▸ **WHAT YOU ARE ASKED TO DO**
Retype the data that follows line by line, exactly, and leave its pictures out.

[Items listed in a dataset]

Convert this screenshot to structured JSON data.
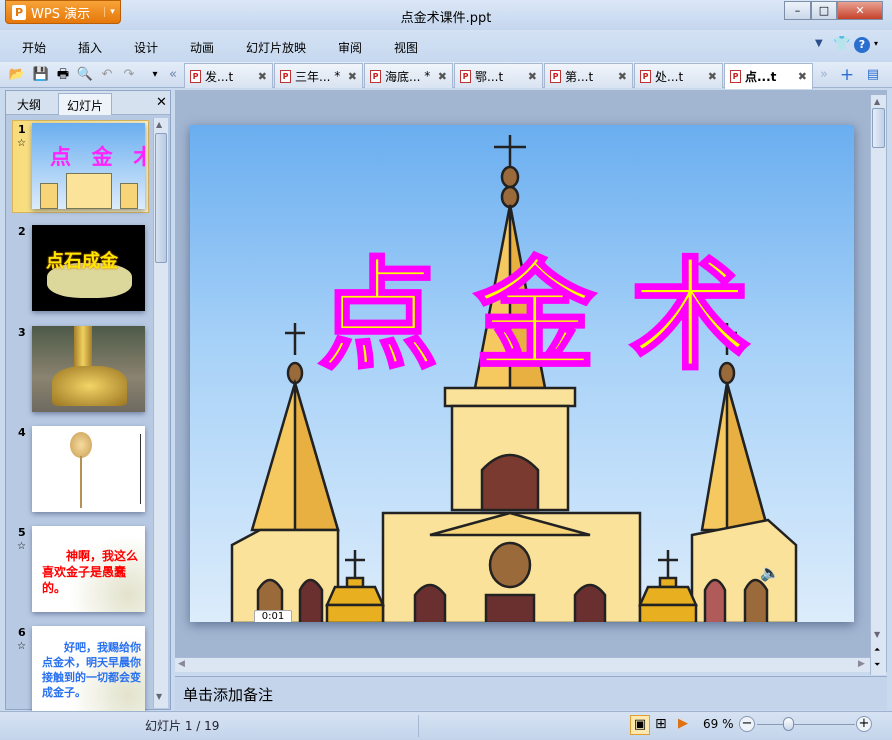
{
  "app": {
    "name": "WPS 演示",
    "doc_title": "点金术课件.ppt"
  },
  "window_controls": {
    "minimize": "–",
    "maximize": "□",
    "close": "✕"
  },
  "menu": [
    "开始",
    "插入",
    "设计",
    "动画",
    "幻灯片放映",
    "审阅",
    "视图"
  ],
  "doc_tabs": [
    {
      "label": "发...t",
      "modified": ""
    },
    {
      "label": "三年...",
      "modified": "*"
    },
    {
      "label": "海底...",
      "modified": "*"
    },
    {
      "label": "鄂...t",
      "modified": ""
    },
    {
      "label": "第...t",
      "modified": ""
    },
    {
      "label": "处...t",
      "modified": ""
    },
    {
      "label": "点...t",
      "modified": "",
      "active": true
    }
  ],
  "panel": {
    "tab_outline": "大纲",
    "tab_slides": "幻灯片",
    "close": "✕"
  },
  "thumbnails": [
    {
      "num": "1",
      "star": "☆",
      "text": "点  金  术"
    },
    {
      "num": "2",
      "star": "",
      "text": "点石成金"
    },
    {
      "num": "3",
      "star": "",
      "text": ""
    },
    {
      "num": "4",
      "star": "",
      "text": ""
    },
    {
      "num": "5",
      "star": "☆",
      "text": "神啊，我这么喜欢金子是愚蠢的。"
    },
    {
      "num": "6",
      "star": "☆",
      "text": "好吧，我赐给你点金术，明天早晨你接触到的一切都会变成金子。"
    }
  ],
  "slide": {
    "title_chars": [
      "点",
      "金",
      "术"
    ],
    "media_time": "0:01",
    "title_fill": "#ffff00",
    "title_stroke": "#ff00ff"
  },
  "notes_placeholder": "单击添加备注",
  "status": {
    "slide_counter": "幻灯片 1 / 19",
    "zoom": "69 %",
    "zoom_level": 0.69
  }
}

▸ **OUTPUT FOR THIS EXERCISE**
Convert this screenshot to structured JSON data.
{
  "app": {
    "name": "WPS 演示",
    "doc_title": "点金术课件.ppt"
  },
  "window_controls": {
    "minimize": "–",
    "maximize": "□",
    "close": "✕"
  },
  "menu": [
    "开始",
    "插入",
    "设计",
    "动画",
    "幻灯片放映",
    "审阅",
    "视图"
  ],
  "doc_tabs": [
    {
      "label": "发...t",
      "modified": ""
    },
    {
      "label": "三年...",
      "modified": "*"
    },
    {
      "label": "海底...",
      "modified": "*"
    },
    {
      "label": "鄂...t",
      "modified": ""
    },
    {
      "label": "第...t",
      "modified": ""
    },
    {
      "label": "处...t",
      "modified": ""
    },
    {
      "label": "点...t",
      "modified": "",
      "active": true
    }
  ],
  "panel": {
    "tab_outline": "大纲",
    "tab_slides": "幻灯片",
    "close": "✕"
  },
  "thumbnails": [
    {
      "num": "1",
      "star": "☆",
      "text": "点  金  术"
    },
    {
      "num": "2",
      "star": "",
      "text": "点石成金"
    },
    {
      "num": "3",
      "star": "",
      "text": ""
    },
    {
      "num": "4",
      "star": "",
      "text": ""
    },
    {
      "num": "5",
      "star": "☆",
      "text": "神啊，我这么喜欢金子是愚蠢的。"
    },
    {
      "num": "6",
      "star": "☆",
      "text": "好吧，我赐给你点金术，明天早晨你接触到的一切都会变成金子。"
    }
  ],
  "slide": {
    "title_chars": [
      "点",
      "金",
      "术"
    ],
    "media_time": "0:01",
    "title_fill": "#ffff00",
    "title_stroke": "#ff00ff"
  },
  "notes_placeholder": "单击添加备注",
  "status": {
    "slide_counter": "幻灯片 1 / 19",
    "zoom": "69 %",
    "zoom_level": 0.69
  }
}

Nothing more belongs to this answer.